Below are some records; work out how many of their lines contain "blue" and give the number only.

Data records
━━━━━━━━━━━━━━━━

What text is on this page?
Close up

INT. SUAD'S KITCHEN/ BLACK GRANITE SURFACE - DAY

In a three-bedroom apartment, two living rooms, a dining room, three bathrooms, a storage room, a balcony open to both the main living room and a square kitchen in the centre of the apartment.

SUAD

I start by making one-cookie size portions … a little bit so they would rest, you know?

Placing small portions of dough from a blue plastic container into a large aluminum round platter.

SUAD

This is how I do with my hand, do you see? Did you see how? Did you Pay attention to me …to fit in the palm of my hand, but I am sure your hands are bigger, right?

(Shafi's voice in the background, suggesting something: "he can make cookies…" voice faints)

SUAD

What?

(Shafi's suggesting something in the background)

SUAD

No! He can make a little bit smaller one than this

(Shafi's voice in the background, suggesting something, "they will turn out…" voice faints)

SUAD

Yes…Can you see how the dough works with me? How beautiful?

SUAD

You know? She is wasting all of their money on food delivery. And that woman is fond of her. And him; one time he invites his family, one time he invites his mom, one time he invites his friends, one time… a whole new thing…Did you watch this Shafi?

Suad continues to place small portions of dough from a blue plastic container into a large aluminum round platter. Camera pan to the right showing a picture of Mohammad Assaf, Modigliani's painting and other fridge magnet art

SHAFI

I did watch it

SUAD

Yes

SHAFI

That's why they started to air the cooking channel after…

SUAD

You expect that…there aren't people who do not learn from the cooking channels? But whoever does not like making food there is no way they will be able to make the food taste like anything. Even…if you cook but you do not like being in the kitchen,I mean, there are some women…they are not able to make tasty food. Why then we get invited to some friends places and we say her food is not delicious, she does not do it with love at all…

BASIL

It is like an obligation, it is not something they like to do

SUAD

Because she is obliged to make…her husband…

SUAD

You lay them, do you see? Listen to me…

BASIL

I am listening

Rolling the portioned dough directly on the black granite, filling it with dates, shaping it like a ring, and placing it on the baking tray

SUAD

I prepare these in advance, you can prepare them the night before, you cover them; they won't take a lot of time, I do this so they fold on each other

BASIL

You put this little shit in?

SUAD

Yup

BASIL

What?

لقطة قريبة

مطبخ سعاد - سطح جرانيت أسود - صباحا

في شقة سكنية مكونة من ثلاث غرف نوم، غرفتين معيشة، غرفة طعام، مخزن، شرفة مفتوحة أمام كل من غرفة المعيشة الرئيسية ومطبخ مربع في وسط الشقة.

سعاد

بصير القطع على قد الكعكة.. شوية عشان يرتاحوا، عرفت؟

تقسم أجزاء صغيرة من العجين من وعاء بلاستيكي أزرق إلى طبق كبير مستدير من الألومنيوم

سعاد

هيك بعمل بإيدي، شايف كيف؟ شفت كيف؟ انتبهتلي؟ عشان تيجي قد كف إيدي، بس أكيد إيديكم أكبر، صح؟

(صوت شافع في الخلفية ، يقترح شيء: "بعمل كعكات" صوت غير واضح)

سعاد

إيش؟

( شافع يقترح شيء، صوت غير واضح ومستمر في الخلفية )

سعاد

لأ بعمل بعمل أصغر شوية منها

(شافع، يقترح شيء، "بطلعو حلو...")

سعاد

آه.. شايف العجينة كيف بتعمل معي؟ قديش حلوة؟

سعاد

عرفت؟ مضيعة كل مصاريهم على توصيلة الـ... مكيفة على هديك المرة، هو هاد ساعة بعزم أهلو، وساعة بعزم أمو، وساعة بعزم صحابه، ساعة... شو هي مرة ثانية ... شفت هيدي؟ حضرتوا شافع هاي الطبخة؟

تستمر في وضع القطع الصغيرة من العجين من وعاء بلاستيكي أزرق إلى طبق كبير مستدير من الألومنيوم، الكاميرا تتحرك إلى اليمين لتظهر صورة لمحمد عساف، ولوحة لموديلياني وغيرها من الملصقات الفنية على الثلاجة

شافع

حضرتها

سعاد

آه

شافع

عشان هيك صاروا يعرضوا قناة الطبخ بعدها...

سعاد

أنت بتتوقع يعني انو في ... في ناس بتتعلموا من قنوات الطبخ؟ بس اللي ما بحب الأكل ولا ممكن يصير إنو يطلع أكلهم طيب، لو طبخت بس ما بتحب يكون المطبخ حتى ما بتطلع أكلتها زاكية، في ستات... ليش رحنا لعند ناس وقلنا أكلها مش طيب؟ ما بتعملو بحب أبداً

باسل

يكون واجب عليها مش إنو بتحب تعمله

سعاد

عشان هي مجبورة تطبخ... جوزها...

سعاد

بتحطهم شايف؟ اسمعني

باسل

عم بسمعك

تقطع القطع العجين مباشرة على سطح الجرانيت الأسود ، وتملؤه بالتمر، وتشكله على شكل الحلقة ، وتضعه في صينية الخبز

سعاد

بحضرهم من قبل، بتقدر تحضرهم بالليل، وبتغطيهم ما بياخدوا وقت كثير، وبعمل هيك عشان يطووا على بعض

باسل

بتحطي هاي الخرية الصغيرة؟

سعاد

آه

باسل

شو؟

━━━━━━━━━━━━━━━━

**Worked answer**
2